====== GIVEN DATA ======
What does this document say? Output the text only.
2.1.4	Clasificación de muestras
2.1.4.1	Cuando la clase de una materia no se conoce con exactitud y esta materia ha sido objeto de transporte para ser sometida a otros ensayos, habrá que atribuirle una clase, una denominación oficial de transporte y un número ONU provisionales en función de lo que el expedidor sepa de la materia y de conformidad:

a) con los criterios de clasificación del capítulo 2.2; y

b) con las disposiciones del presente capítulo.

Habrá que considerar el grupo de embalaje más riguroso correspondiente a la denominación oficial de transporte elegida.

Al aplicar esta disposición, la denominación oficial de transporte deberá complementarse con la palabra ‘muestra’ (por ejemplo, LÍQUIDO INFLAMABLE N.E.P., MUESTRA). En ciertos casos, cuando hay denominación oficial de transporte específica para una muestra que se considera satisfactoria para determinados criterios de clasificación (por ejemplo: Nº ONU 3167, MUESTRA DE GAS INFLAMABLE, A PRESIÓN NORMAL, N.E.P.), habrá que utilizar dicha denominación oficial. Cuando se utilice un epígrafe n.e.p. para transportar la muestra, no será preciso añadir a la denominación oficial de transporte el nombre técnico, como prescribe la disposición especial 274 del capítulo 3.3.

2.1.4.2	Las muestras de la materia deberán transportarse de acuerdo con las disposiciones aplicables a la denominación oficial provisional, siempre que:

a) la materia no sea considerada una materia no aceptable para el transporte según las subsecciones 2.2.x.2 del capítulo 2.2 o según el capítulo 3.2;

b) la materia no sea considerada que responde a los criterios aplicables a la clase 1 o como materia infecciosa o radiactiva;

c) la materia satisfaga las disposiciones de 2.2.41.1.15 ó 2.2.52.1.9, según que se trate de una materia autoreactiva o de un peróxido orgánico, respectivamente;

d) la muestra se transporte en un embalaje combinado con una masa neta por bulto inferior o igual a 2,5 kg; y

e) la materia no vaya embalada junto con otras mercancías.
======
## WHAT IS EXPECTED
Transcribe each record exactly. Leave nothing out.

## TASK ANSWER
What does this document say? Output the text only.
2.1.4	Clasificación de muestras
2.1.4.1	Cuando la clase de una materia no se conoce con exactitud y esta materia ha sido objeto de transporte para ser sometida a otros ensayos, habrá que atribuirle una clase, una denominación oficial de transporte y un número ONU provisionales en función de lo que el expedidor sepa de la materia y de conformidad:

a) con los criterios de clasificación del capítulo 2.2; y

b) con las disposiciones del presente capítulo.

Habrá que considerar el grupo de embalaje más riguroso correspondiente a la denominación oficial de transporte elegida.

Al aplicar esta disposición, la denominación oficial de transporte deberá complementarse con la palabra ‘muestra’ (por ejemplo, LÍQUIDO INFLAMABLE N.E.P., MUESTRA). En ciertos casos, cuando hay denominación oficial de transporte específica para una muestra que se considera satisfactoria para determinados criterios de clasificación (por ejemplo: Nº ONU 3167, MUESTRA DE GAS INFLAMABLE, A PRESIÓN NORMAL, N.E.P.), habrá que utilizar dicha denominación oficial. Cuando se utilice un epígrafe n.e.p. para transportar la muestra, no será preciso añadir a la denominación oficial de transporte el nombre técnico, como prescribe la disposición especial 274 del capítulo 3.3.

2.1.4.2	Las muestras de la materia deberán transportarse de acuerdo con las disposiciones aplicables a la denominación oficial provisional, siempre que:

a) la materia no sea considerada una materia no aceptable para el transporte según las subsecciones 2.2.x.2 del capítulo 2.2 o según el capítulo 3.2;

b) la materia no sea considerada que responde a los criterios aplicables a la clase 1 o como materia infecciosa o radiactiva;

c) la materia satisfaga las disposiciones de 2.2.41.1.15 ó 2.2.52.1.9, según que se trate de una materia autoreactiva o de un peróxido orgánico, respectivamente;

d) la muestra se transporte en un embalaje combinado con una masa neta por bulto inferior o igual a 2,5 kg; y

e) la materia no vaya embalada junto con otras mercancías.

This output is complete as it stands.